## WHAT YOU ARE ASKED TO DO:
Look through the data below. Show each line where the string "these" occurs.

---------- MATERIAL PROVIDED ----------

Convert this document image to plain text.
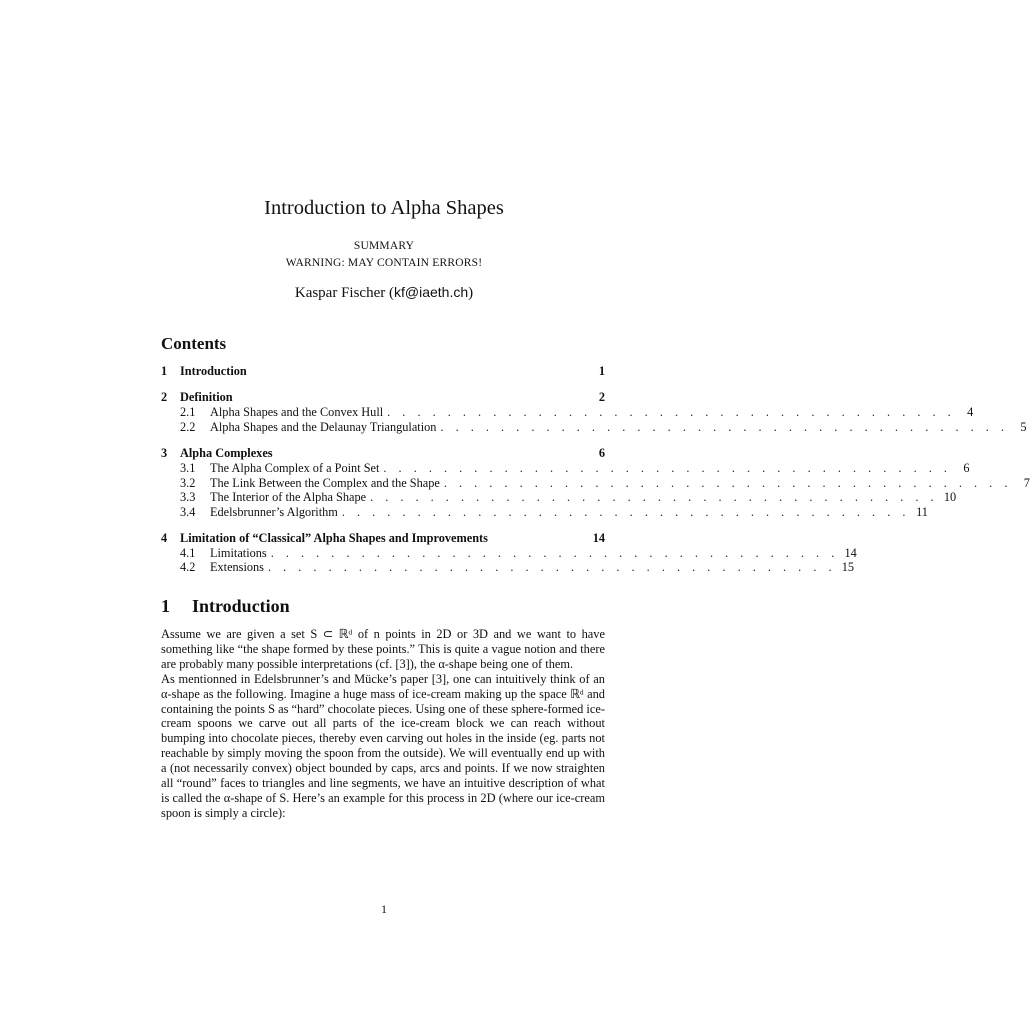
Introduction to Alpha Shapes
SUMMARY
WARNING: MAY CONTAIN ERRORS!
Kaspar Fischer (kf@iaeth.ch)
Contents
1	Introduction	1
2	Definition	2
2.1	Alpha Shapes and the Convex Hull . . . . . . . . . . . . . . . . . . . . . . . . . . . . . . . . . . . . . . 4
2.2	Alpha Shapes and the Delaunay Triangulation . . . . . . . . . . . . . . . . . . . . . . . . . . . . . . . . . . . . . . 5
3	Alpha Complexes	6
3.1	The Alpha Complex of a Point Set . . . . . . . . . . . . . . . . . . . . . . . . . . . . . . . . . . . . . . 6
3.2	The Link Between the Complex and the Shape . . . . . . . . . . . . . . . . . . . . . . . . . . . . . . . . . . . . . . 7
3.3	The Interior of the Alpha Shape . . . . . . . . . . . . . . . . . . . . . . . . . . . . . . . . . . . . . . 10
3.4	Edelsbrunner’s Algorithm . . . . . . . . . . . . . . . . . . . . . . . . . . . . . . . . . . . . . . 11
4	Limitation of “Classical” Alpha Shapes and Improvements	14
4.1	Limitations . . . . . . . . . . . . . . . . . . . . . . . . . . . . . . . . . . . . . . 14
4.2	Extensions . . . . . . . . . . . . . . . . . . . . . . . . . . . . . . . . . . . . . . 15
1 Introduction

Assume we are given a set S ⊂ ℝᵈ of n points in 2D or 3D and we want to have something like “the shape formed by these points.” This is quite a vague notion and there are probably many possible interpretations (cf. [3]), the α-shape being one of them.

As mentionned in Edelsbrunner’s and Mücke’s paper [3], one can intuitively think of an α-shape as the following. Imagine a huge mass of ice-cream making up the space ℝᵈ and containing the points S as “hard” chocolate pieces. Using one of these sphere-formed ice-cream spoons we carve out all parts of the ice-cream block we can reach without bumping into chocolate pieces, thereby even carving out holes in the inside (eg. parts not reachable by simply moving the spoon from the outside). We will eventually end up with a (not necessarily convex) object bounded by caps, arcs and points. If we now straighten all “round” faces to triangles and line segments, we have an intuitive description of what is called the α-shape of S. Here’s an example for this process in 2D (where our ice-cream spoon is simply a circle):

1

----------

## FULL OUTPUT:
Assume we are given a set S ⊂ ℝᵈ of n points in 2D or 3D and we want to have something like “the shape formed by these points.” This is quite a vague notion and there are probably many possible interpretations (cf. [3]), the α-shape being one of them.
As mentionned in Edelsbrunner’s and Mücke’s paper [3], one can intuitively think of an α-shape as the following. Imagine a huge mass of ice-cream making up the space ℝᵈ and containing the points S as “hard” chocolate pieces. Using one of these sphere-formed ice-cream spoons we carve out all parts of the ice-cream block we can reach without bumping into chocolate pieces, thereby even carving out holes in the inside (eg. parts not reachable by simply moving the spoon from the outside). We will eventually end up with a (not necessarily convex) object bounded by caps, arcs and points. If we now straighten all “round” faces to triangles and line segments, we have an intuitive description of what is called the α-shape of S. Here’s an example for this process in 2D (where our ice-cream spoon is simply a circle):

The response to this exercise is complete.